WHAT YOU WILL DO:
Copy each line exactly.

==== DATA IN THIS EXERCISE ====

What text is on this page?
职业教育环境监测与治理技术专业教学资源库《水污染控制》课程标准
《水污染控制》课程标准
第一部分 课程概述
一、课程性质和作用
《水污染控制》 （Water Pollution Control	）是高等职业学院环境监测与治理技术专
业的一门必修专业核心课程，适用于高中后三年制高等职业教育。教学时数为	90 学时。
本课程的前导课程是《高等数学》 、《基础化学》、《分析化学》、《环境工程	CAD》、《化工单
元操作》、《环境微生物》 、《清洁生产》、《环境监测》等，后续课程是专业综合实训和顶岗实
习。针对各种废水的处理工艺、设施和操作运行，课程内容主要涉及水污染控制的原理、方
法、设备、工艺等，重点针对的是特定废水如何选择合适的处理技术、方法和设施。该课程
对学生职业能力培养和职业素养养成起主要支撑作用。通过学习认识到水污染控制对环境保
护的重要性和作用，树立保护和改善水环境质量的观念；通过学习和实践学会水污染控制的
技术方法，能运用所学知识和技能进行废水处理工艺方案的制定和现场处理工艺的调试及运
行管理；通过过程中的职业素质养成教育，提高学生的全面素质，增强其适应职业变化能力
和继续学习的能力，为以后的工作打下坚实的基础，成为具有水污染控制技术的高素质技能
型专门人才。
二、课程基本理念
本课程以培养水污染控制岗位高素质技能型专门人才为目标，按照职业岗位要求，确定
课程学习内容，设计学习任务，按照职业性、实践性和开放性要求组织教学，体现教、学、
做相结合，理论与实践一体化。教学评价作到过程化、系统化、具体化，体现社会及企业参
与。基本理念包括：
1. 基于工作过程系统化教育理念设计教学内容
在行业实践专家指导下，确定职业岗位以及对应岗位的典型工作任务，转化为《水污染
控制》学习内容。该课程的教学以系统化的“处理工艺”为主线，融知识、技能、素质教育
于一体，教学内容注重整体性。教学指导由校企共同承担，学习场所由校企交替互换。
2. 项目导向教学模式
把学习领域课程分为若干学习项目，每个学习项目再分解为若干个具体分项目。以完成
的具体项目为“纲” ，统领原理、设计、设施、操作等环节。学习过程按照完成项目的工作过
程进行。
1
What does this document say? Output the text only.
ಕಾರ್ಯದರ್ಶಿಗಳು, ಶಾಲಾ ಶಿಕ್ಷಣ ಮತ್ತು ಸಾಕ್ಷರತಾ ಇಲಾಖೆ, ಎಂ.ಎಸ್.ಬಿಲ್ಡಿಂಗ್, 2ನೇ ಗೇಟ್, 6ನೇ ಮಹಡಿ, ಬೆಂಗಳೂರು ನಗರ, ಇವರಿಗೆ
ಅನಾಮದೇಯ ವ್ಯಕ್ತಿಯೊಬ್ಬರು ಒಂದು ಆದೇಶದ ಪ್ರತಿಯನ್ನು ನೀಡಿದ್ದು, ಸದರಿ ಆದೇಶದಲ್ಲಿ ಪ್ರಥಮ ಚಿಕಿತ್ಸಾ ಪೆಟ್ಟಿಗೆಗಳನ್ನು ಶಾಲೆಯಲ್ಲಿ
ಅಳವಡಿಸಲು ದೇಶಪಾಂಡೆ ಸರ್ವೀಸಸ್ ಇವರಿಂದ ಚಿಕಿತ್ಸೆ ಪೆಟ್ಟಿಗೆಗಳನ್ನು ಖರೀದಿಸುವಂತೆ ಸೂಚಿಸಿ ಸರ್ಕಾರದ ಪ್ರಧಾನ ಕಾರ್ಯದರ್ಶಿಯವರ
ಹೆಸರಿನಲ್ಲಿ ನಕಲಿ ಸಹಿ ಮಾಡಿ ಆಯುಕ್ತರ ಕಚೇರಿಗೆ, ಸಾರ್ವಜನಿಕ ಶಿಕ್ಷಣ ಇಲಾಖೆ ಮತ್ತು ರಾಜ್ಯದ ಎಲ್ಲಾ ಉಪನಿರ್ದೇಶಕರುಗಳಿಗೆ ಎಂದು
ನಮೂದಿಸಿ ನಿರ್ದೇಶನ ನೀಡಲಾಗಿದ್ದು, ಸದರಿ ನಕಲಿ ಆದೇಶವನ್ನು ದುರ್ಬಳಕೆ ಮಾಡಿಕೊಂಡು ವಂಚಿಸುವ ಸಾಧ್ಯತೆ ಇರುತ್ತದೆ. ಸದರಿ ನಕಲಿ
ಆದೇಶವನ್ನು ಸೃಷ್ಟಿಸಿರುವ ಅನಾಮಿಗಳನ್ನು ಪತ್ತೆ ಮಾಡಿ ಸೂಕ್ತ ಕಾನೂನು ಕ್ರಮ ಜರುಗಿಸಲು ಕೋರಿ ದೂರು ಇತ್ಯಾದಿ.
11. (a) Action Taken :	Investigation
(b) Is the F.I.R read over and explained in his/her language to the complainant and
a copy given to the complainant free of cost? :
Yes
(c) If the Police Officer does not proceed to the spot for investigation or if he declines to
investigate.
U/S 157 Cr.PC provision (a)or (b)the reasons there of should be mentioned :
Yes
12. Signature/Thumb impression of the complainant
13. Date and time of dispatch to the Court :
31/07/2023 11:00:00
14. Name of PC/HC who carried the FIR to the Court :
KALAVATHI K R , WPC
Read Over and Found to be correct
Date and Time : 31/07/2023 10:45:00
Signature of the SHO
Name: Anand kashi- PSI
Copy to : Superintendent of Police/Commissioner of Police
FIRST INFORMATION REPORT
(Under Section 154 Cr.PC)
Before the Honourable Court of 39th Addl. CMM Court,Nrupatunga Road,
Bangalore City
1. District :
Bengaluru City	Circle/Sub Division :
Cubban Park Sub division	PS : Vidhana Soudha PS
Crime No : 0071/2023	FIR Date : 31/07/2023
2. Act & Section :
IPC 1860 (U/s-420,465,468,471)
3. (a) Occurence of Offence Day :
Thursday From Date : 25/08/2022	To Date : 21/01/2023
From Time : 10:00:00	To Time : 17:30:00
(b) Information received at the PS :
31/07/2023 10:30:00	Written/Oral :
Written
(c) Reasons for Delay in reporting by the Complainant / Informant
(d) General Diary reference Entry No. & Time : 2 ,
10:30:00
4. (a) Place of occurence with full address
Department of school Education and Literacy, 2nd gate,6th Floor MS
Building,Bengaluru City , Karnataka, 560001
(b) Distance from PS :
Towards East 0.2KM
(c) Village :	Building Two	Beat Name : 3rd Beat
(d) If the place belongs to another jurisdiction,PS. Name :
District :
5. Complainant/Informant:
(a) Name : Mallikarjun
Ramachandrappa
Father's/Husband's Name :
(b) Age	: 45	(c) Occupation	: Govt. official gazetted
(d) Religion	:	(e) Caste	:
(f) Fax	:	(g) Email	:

====

FULL SOLUTION:
What text is on this page?
职业教育环境监测与治理技术专业教学资源库《水污染控制》课程标准
《水污染控制》课程标准
第一部分 课程概述
一、课程性质和作用
《水污染控制》 （Water Pollution Control	）是高等职业学院环境监测与治理技术专
业的一门必修专业核心课程，适用于高中后三年制高等职业教育。教学时数为	90 学时。
本课程的前导课程是《高等数学》 、《基础化学》、《分析化学》、《环境工程	CAD》、《化工单
元操作》、《环境微生物》 、《清洁生产》、《环境监测》等，后续课程是专业综合实训和顶岗实
习。针对各种废水的处理工艺、设施和操作运行，课程内容主要涉及水污染控制的原理、方
法、设备、工艺等，重点针对的是特定废水如何选择合适的处理技术、方法和设施。该课程
对学生职业能力培养和职业素养养成起主要支撑作用。通过学习认识到水污染控制对环境保
护的重要性和作用，树立保护和改善水环境质量的观念；通过学习和实践学会水污染控制的
技术方法，能运用所学知识和技能进行废水处理工艺方案的制定和现场处理工艺的调试及运
行管理；通过过程中的职业素质养成教育，提高学生的全面素质，增强其适应职业变化能力
和继续学习的能力，为以后的工作打下坚实的基础，成为具有水污染控制技术的高素质技能
型专门人才。
二、课程基本理念
本课程以培养水污染控制岗位高素质技能型专门人才为目标，按照职业岗位要求，确定
课程学习内容，设计学习任务，按照职业性、实践性和开放性要求组织教学，体现教、学、
做相结合，理论与实践一体化。教学评价作到过程化、系统化、具体化，体现社会及企业参
与。基本理念包括：
1. 基于工作过程系统化教育理念设计教学内容
在行业实践专家指导下，确定职业岗位以及对应岗位的典型工作任务，转化为《水污染
控制》学习内容。该课程的教学以系统化的“处理工艺”为主线，融知识、技能、素质教育
于一体，教学内容注重整体性。教学指导由校企共同承担，学习场所由校企交替互换。
2. 项目导向教学模式
把学习领域课程分为若干学习项目，每个学习项目再分解为若干个具体分项目。以完成
的具体项目为“纲” ，统领原理、设计、设施、操作等环节。学习过程按照完成项目的工作过
程进行。
1
What does this document say? Output the text only.
ಕಾರ್ಯದರ್ಶಿಗಳು, ಶಾಲಾ ಶಿಕ್ಷಣ ಮತ್ತು ಸಾಕ್ಷರತಾ ಇಲಾಖೆ, ಎಂ.ಎಸ್.ಬಿಲ್ಡಿಂಗ್, 2ನೇ ಗೇಟ್, 6ನೇ ಮಹಡಿ, ಬೆಂಗಳೂರು ನಗರ, ಇವರಿಗೆ
ಅನಾಮದೇಯ ವ್ಯಕ್ತಿಯೊಬ್ಬರು ಒಂದು ಆದೇಶದ ಪ್ರತಿಯನ್ನು ನೀಡಿದ್ದು, ಸದರಿ ಆದೇಶದಲ್ಲಿ ಪ್ರಥಮ ಚಿಕಿತ್ಸಾ ಪೆಟ್ಟಿಗೆಗಳನ್ನು ಶಾಲೆಯಲ್ಲಿ
ಅಳವಡಿಸಲು ದೇಶಪಾಂಡೆ ಸರ್ವೀಸಸ್ ಇವರಿಂದ ಚಿಕಿತ್ಸೆ ಪೆಟ್ಟಿಗೆಗಳನ್ನು ಖರೀದಿಸುವಂತೆ ಸೂಚಿಸಿ ಸರ್ಕಾರದ ಪ್ರಧಾನ ಕಾರ್ಯದರ್ಶಿಯವರ
ಹೆಸರಿನಲ್ಲಿ ನಕಲಿ ಸಹಿ ಮಾಡಿ ಆಯುಕ್ತರ ಕಚೇರಿಗೆ, ಸಾರ್ವಜನಿಕ ಶಿಕ್ಷಣ ಇಲಾಖೆ ಮತ್ತು ರಾಜ್ಯದ ಎಲ್ಲಾ ಉಪನಿರ್ದೇಶಕರುಗಳಿಗೆ ಎಂದು
ನಮೂದಿಸಿ ನಿರ್ದೇಶನ ನೀಡಲಾಗಿದ್ದು, ಸದರಿ ನಕಲಿ ಆದೇಶವನ್ನು ದುರ್ಬಳಕೆ ಮಾಡಿಕೊಂಡು ವಂಚಿಸುವ ಸಾಧ್ಯತೆ ಇರುತ್ತದೆ. ಸದರಿ ನಕಲಿ
ಆದೇಶವನ್ನು ಸೃಷ್ಟಿಸಿರುವ ಅನಾಮಿಗಳನ್ನು ಪತ್ತೆ ಮಾಡಿ ಸೂಕ್ತ ಕಾನೂನು ಕ್ರಮ ಜರುಗಿಸಲು ಕೋರಿ ದೂರು ಇತ್ಯಾದಿ.
11. (a) Action Taken :	Investigation
(b) Is the F.I.R read over and explained in his/her language to the complainant and
a copy given to the complainant free of cost? :
Yes
(c) If the Police Officer does not proceed to the spot for investigation or if he declines to
investigate.
U/S 157 Cr.PC provision (a)or (b)the reasons there of should be mentioned :
Yes
12. Signature/Thumb impression of the complainant
13. Date and time of dispatch to the Court :
31/07/2023 11:00:00
14. Name of PC/HC who carried the FIR to the Court :
KALAVATHI K R , WPC
Read Over and Found to be correct
Date and Time : 31/07/2023 10:45:00
Signature of the SHO
Name: Anand kashi- PSI
Copy to : Superintendent of Police/Commissioner of Police
FIRST INFORMATION REPORT
(Under Section 154 Cr.PC)
Before the Honourable Court of 39th Addl. CMM Court,Nrupatunga Road,
Bangalore City
1. District :
Bengaluru City	Circle/Sub Division :
Cubban Park Sub division	PS : Vidhana Soudha PS
Crime No : 0071/2023	FIR Date : 31/07/2023
2. Act & Section :
IPC 1860 (U/s-420,465,468,471)
3. (a) Occurence of Offence Day :
Thursday From Date : 25/08/2022	To Date : 21/01/2023
From Time : 10:00:00	To Time : 17:30:00
(b) Information received at the PS :
31/07/2023 10:30:00	Written/Oral :
Written
(c) Reasons for Delay in reporting by the Complainant / Informant
(d) General Diary reference Entry No. & Time : 2 ,
10:30:00
4. (a) Place of occurence with full address
Department of school Education and Literacy, 2nd gate,6th Floor MS
Building,Bengaluru City , Karnataka, 560001
(b) Distance from PS :
Towards East 0.2KM
(c) Village :	Building Two	Beat Name : 3rd Beat
(d) If the place belongs to another jurisdiction,PS. Name :
District :
5. Complainant/Informant:
(a) Name : Mallikarjun
Ramachandrappa
Father's/Husband's Name :
(b) Age	: 45	(c) Occupation	: Govt. official gazetted
(d) Religion	:	(e) Caste	:
(f) Fax	:	(g) Email	:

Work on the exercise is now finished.